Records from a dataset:
■ ■ ■ ■
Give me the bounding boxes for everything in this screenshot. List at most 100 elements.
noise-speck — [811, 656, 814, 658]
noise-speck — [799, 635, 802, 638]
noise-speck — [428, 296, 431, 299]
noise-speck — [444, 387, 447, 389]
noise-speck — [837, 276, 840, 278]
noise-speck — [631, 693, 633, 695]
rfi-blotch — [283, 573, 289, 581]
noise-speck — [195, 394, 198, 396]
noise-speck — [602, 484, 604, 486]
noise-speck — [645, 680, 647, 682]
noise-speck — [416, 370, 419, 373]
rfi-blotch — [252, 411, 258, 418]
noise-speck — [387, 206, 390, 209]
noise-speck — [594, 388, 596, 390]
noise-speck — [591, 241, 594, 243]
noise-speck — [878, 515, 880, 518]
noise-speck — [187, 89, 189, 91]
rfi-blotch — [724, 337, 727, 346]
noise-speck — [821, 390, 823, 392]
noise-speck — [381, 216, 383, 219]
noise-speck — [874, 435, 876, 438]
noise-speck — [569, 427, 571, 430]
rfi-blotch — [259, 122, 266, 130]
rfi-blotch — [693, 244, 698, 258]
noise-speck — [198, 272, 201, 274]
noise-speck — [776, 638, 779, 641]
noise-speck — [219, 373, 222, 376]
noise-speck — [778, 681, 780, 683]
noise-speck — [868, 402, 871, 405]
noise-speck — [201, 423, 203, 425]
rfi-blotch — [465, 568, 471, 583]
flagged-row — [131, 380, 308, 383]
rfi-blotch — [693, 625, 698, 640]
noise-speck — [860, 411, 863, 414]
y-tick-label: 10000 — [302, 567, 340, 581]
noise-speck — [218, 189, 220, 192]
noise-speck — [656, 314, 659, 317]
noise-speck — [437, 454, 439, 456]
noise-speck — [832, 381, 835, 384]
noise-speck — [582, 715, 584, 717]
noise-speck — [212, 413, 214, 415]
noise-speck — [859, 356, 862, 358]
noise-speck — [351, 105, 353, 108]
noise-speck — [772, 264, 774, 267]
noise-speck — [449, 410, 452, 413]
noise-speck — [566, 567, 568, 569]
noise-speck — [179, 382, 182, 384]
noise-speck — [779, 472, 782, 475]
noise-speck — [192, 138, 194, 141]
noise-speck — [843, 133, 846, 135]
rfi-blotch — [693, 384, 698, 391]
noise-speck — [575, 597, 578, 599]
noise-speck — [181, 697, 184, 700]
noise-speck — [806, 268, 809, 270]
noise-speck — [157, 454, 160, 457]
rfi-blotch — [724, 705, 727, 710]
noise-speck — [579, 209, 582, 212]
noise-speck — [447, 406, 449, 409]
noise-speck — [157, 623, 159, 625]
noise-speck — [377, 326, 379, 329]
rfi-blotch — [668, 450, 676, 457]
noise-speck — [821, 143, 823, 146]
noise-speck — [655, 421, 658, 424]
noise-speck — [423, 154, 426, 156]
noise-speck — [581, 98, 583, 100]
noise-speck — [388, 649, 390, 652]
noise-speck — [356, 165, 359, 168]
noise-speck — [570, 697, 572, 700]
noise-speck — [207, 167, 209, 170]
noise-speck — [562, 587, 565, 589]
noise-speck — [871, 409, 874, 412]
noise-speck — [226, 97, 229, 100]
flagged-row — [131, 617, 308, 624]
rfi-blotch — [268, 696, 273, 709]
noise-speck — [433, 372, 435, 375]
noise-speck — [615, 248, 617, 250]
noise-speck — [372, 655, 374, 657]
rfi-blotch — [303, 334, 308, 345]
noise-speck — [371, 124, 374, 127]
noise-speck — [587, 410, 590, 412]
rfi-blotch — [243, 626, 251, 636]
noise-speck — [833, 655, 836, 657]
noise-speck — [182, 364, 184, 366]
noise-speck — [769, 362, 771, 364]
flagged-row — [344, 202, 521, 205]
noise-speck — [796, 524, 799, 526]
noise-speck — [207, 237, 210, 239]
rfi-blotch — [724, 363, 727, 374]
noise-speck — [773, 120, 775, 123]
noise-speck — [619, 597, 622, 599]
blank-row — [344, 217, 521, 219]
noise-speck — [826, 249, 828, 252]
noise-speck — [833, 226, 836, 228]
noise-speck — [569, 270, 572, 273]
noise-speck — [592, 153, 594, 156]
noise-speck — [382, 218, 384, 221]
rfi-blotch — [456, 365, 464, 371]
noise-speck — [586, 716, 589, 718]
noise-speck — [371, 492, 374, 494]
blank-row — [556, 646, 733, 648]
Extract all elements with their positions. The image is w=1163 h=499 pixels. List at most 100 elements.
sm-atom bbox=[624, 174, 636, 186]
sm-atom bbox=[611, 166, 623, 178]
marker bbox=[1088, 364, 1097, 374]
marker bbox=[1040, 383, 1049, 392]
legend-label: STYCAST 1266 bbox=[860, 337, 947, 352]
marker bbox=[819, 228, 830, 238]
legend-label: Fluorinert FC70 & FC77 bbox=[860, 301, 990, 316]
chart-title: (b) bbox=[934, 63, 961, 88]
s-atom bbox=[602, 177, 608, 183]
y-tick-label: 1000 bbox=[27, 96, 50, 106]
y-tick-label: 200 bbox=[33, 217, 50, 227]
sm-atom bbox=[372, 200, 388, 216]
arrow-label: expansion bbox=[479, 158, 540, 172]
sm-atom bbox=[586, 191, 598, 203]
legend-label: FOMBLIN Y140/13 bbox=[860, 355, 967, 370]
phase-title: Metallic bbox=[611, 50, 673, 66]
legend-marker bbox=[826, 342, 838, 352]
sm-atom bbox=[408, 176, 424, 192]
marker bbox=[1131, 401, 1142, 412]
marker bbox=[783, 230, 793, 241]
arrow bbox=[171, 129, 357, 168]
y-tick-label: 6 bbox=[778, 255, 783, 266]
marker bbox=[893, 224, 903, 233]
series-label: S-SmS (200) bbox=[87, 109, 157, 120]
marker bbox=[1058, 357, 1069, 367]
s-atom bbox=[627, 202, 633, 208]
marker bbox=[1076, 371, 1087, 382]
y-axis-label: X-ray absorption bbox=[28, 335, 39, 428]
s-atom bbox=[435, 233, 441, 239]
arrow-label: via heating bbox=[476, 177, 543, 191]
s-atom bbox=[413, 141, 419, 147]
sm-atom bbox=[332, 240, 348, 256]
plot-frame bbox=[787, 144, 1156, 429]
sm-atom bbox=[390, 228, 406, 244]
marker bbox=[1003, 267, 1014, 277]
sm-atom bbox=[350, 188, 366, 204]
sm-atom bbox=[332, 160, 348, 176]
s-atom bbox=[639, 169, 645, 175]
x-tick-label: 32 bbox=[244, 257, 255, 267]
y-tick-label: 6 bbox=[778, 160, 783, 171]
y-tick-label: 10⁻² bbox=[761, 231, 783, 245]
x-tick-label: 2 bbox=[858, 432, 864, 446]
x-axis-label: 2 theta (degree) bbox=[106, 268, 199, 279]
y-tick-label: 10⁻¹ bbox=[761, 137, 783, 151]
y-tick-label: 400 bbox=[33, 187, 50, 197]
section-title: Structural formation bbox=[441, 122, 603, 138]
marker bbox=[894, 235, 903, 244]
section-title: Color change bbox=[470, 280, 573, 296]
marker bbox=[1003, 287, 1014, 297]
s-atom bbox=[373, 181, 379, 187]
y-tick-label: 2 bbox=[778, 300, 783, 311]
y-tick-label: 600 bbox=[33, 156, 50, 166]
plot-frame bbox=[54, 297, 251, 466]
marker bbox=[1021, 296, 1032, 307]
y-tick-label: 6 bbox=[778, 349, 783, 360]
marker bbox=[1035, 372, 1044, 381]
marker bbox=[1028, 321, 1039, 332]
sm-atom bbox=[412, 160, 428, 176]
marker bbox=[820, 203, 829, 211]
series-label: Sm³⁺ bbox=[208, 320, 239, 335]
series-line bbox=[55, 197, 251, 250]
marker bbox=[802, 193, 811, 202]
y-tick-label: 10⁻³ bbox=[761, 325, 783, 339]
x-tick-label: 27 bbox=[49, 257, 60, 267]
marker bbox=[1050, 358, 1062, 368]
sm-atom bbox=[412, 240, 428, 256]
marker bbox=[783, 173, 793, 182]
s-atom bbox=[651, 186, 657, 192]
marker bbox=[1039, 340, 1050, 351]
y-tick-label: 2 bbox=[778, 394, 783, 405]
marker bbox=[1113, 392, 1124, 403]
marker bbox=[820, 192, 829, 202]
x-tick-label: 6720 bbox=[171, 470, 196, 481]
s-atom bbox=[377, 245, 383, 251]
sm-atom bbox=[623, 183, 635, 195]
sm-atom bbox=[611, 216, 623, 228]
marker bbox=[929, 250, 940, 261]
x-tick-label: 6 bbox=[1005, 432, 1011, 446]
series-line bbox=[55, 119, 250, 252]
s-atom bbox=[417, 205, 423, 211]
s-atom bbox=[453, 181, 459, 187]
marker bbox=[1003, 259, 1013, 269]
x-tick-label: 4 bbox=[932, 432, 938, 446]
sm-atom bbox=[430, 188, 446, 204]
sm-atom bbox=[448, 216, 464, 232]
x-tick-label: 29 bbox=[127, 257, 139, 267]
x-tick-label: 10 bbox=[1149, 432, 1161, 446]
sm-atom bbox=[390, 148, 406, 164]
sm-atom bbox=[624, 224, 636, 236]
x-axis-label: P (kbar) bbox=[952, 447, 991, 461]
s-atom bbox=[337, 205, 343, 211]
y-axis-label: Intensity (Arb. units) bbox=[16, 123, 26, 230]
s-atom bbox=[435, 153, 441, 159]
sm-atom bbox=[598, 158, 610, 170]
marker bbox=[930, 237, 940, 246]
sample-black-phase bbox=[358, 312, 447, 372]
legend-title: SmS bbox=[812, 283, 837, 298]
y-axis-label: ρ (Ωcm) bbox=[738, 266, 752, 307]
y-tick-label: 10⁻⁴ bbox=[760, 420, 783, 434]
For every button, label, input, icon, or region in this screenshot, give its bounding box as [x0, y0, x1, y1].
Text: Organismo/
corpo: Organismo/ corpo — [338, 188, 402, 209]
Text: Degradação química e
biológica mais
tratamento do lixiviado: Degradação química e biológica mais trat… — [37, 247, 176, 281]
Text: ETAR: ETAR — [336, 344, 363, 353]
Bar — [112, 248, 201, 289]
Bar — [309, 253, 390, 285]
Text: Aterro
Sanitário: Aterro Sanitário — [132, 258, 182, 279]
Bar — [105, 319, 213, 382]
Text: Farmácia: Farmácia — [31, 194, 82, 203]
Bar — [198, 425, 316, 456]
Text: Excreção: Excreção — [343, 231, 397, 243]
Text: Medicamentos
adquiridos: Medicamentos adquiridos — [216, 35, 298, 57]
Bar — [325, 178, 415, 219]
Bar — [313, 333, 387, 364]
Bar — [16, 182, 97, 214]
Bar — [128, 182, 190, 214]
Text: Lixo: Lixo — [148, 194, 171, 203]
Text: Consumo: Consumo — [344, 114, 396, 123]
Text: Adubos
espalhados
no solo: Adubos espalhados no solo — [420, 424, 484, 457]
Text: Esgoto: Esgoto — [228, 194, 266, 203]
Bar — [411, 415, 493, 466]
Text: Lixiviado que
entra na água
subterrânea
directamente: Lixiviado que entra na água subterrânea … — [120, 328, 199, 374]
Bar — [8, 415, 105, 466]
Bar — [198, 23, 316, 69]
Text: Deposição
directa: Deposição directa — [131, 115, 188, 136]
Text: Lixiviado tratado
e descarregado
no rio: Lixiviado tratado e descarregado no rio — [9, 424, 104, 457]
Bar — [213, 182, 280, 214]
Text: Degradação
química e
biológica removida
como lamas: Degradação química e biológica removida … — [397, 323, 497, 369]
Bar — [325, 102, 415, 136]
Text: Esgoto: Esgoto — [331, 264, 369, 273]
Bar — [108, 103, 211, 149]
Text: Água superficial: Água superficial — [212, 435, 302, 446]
■ ■ ■ ■
What you should do: Which lines in the records contain the string "axis"? Gather each one and copy it in full.

Response to this task:
y-axis-label: X-ray absorption bbox=[28, 335, 39, 428]
x-axis-label: 2 theta (degree) bbox=[106, 268, 199, 279]
x-axis-label: P (kbar) bbox=[952, 447, 991, 461]
y-axis-label: Intensity (Arb. units) bbox=[16, 123, 26, 230]
y-axis-label: ρ (Ωcm) bbox=[738, 266, 752, 307]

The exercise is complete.